» **STATED PROBLEM**: Scan the listing below. Report each line that includes "this".

» **Excerpts from a figure dataset**:

----------------------------------------

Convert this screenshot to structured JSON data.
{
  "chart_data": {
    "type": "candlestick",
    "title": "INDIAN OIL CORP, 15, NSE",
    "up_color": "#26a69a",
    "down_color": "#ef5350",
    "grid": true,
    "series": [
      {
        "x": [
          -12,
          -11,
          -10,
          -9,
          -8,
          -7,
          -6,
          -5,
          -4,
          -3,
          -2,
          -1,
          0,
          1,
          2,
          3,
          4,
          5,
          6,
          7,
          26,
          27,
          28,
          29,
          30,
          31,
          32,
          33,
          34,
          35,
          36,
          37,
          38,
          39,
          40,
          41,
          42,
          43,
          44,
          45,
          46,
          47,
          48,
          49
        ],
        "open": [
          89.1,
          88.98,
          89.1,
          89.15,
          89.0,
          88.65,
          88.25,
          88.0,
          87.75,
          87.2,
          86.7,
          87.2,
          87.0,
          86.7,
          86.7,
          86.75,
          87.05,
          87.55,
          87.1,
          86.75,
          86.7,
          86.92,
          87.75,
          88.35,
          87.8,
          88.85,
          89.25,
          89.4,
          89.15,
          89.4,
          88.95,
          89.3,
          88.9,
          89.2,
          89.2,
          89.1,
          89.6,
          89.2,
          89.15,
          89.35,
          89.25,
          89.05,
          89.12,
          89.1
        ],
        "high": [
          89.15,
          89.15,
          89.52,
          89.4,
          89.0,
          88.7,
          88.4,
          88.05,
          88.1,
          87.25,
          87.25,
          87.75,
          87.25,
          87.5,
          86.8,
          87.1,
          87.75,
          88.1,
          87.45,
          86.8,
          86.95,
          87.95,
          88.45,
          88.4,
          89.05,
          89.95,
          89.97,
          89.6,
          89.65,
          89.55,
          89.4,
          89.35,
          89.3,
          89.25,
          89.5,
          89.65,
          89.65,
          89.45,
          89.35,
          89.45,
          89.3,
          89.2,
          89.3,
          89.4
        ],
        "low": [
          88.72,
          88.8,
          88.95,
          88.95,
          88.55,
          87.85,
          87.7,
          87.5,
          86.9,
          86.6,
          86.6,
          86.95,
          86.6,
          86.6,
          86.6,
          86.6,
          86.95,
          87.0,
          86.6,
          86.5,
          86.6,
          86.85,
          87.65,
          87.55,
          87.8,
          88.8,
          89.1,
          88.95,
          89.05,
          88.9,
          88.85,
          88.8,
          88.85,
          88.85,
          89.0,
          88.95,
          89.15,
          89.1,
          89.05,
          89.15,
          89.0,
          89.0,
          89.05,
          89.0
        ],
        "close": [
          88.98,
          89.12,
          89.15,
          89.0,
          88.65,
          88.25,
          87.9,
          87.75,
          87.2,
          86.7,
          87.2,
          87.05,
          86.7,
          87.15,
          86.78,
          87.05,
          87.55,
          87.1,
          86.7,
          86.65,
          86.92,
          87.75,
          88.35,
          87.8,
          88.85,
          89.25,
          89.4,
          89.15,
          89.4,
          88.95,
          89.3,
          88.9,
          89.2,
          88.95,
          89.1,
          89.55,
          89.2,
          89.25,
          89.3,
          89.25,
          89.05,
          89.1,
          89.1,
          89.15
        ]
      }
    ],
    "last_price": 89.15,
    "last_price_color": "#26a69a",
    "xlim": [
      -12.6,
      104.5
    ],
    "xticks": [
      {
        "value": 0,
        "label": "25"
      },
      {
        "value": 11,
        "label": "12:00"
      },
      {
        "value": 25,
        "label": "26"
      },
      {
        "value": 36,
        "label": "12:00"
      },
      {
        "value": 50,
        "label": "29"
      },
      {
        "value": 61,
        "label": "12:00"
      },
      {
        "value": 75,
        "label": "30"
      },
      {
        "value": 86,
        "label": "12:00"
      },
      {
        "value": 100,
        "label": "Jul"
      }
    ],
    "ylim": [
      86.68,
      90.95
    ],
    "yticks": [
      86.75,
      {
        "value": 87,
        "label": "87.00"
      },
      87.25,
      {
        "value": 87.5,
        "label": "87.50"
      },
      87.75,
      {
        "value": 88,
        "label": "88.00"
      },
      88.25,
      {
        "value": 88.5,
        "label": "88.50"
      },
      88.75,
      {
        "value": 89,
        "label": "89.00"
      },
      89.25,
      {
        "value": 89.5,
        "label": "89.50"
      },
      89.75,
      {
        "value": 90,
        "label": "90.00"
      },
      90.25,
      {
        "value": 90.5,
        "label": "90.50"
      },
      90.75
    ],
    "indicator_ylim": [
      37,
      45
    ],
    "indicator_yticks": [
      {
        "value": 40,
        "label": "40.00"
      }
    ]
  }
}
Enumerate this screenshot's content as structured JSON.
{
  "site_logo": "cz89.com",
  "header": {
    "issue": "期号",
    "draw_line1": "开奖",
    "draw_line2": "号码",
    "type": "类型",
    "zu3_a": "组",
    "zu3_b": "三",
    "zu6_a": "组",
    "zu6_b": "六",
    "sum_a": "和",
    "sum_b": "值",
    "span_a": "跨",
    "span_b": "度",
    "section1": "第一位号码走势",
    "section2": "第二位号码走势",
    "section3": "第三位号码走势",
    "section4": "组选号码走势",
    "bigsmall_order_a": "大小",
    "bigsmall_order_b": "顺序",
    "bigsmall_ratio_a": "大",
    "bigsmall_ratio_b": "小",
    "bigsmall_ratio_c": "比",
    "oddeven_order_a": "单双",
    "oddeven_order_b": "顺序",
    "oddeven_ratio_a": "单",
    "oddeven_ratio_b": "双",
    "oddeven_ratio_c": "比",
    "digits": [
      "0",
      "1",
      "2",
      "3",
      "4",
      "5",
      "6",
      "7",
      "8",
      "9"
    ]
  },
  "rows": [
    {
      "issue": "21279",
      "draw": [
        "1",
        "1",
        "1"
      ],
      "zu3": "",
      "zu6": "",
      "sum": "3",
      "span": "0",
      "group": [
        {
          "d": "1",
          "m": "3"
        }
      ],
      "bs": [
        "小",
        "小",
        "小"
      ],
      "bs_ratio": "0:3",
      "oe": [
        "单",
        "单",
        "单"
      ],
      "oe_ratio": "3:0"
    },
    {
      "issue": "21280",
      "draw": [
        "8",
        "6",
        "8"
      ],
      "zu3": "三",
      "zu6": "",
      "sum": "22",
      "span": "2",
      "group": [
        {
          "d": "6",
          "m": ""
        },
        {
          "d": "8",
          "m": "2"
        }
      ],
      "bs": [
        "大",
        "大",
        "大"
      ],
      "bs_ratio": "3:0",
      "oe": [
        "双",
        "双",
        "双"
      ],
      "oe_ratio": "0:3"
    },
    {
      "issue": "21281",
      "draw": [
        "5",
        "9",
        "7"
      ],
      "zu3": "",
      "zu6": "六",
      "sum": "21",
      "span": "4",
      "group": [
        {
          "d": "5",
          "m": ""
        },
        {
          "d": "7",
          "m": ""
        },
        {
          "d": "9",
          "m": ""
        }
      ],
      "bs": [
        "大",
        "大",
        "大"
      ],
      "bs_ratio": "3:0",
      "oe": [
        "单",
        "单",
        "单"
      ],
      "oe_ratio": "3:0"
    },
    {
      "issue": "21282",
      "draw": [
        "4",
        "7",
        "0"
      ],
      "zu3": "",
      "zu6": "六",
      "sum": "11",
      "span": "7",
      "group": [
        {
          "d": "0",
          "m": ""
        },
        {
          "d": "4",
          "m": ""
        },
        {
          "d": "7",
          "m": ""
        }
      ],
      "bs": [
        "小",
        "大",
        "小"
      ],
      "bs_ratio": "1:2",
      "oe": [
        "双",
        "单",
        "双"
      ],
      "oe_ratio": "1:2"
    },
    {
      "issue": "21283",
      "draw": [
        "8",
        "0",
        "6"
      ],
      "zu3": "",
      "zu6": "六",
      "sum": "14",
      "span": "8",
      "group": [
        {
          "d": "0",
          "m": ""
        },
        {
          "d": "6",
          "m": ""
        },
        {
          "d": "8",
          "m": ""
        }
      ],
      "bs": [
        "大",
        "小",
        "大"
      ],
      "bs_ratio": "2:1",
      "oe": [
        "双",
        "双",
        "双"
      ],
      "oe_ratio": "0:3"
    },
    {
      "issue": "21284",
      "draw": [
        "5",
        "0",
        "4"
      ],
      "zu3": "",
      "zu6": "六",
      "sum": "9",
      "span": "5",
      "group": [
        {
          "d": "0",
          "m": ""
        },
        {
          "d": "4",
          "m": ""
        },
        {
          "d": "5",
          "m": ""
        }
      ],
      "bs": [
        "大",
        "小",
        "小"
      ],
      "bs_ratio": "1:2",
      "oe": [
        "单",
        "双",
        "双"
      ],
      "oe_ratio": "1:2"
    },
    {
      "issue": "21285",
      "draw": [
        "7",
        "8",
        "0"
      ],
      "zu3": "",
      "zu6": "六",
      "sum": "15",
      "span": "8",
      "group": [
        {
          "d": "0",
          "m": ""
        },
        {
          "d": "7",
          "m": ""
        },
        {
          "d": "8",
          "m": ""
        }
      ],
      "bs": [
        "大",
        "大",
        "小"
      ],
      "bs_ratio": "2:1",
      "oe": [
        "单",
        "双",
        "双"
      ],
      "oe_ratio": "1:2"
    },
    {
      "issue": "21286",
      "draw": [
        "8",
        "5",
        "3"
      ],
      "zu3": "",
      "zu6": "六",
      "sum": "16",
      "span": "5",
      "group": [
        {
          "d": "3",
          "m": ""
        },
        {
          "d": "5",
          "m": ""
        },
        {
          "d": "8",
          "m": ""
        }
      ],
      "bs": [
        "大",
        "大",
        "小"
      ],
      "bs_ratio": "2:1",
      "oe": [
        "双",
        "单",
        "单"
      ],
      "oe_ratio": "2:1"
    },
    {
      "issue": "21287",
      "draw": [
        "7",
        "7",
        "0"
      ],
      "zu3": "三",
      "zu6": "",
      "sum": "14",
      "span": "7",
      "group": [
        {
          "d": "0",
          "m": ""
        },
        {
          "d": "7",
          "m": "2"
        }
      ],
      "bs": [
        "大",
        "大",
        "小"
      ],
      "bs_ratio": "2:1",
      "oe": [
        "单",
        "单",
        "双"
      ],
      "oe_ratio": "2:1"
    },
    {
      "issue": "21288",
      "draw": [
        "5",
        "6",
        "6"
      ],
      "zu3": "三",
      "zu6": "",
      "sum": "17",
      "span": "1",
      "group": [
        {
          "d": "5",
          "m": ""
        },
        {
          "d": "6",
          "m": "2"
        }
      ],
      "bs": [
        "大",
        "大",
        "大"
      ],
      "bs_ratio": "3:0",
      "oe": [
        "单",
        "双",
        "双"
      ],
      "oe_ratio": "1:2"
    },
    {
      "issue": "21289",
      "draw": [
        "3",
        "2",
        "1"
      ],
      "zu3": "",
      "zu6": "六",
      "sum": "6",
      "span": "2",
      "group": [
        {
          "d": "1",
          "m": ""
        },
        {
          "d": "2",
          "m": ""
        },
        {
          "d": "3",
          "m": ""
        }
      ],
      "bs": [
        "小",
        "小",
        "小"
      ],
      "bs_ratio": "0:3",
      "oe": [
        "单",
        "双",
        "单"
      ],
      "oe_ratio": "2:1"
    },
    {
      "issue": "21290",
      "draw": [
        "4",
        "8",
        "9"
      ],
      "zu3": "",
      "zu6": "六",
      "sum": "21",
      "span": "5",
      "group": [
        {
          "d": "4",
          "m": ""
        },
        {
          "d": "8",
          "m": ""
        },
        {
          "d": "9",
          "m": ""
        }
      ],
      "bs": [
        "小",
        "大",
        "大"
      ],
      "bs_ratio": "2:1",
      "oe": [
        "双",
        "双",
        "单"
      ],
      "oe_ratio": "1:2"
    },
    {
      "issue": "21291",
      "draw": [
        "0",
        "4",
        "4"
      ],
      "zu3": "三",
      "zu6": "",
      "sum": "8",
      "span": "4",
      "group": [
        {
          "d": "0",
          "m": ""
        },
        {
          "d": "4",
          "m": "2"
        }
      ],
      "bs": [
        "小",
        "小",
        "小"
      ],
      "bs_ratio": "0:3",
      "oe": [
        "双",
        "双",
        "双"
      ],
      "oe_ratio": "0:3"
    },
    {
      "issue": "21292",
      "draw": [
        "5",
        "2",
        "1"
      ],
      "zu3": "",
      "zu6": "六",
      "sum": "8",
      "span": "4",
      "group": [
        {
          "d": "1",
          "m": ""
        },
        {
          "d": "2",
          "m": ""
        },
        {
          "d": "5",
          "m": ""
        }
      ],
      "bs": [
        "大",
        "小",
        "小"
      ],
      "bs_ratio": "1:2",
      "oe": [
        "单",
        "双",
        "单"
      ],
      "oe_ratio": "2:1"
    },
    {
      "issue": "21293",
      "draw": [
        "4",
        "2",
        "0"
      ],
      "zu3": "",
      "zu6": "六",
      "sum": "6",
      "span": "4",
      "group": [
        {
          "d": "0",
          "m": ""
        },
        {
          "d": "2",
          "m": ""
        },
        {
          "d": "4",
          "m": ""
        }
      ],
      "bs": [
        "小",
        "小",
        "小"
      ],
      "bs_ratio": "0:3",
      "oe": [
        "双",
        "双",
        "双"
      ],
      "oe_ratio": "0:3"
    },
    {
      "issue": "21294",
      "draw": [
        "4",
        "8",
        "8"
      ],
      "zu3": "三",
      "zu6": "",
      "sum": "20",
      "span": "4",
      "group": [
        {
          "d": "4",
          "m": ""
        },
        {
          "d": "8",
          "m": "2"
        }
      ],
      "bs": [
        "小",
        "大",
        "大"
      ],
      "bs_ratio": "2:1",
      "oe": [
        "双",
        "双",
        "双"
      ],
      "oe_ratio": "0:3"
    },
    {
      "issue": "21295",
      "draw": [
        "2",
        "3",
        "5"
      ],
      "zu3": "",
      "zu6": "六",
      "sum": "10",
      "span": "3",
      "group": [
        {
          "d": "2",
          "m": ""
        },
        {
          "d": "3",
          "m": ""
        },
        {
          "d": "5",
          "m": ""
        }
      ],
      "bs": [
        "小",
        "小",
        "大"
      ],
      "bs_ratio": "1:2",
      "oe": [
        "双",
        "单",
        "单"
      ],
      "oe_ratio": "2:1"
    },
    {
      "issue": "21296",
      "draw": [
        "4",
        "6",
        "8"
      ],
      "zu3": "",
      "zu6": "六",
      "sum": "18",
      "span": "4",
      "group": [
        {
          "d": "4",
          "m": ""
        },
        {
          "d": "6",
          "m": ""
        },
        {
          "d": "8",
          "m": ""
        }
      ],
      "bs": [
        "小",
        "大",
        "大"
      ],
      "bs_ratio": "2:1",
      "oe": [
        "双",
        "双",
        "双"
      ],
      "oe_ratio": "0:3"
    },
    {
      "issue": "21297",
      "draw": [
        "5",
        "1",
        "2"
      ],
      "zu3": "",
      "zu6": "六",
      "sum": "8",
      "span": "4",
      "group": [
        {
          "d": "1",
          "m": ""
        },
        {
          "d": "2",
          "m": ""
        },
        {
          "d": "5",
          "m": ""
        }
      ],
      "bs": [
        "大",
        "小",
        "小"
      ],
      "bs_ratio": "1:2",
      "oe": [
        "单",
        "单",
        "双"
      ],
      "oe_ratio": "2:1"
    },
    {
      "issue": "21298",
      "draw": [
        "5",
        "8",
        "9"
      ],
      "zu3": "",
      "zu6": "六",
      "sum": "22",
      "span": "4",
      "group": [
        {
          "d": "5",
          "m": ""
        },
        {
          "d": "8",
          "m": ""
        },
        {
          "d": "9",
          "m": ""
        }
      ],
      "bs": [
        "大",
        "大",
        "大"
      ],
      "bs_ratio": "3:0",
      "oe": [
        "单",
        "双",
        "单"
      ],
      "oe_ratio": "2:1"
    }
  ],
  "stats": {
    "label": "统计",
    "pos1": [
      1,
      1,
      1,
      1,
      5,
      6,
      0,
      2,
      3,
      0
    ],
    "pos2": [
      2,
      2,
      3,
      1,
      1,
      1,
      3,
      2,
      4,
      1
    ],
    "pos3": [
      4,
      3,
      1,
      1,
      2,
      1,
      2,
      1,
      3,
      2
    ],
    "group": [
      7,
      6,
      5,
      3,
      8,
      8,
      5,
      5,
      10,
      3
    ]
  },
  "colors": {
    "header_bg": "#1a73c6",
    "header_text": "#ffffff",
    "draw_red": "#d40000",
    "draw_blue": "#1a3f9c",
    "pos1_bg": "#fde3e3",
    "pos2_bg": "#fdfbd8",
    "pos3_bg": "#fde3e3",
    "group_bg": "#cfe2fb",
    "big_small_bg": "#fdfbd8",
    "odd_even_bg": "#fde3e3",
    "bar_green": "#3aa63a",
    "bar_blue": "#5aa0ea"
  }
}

----------------------------------------

» **EXERCISE RESULT**:
Convert this screenshot to structured JSON data.
Enumerate this screenshot's content as structured JSON.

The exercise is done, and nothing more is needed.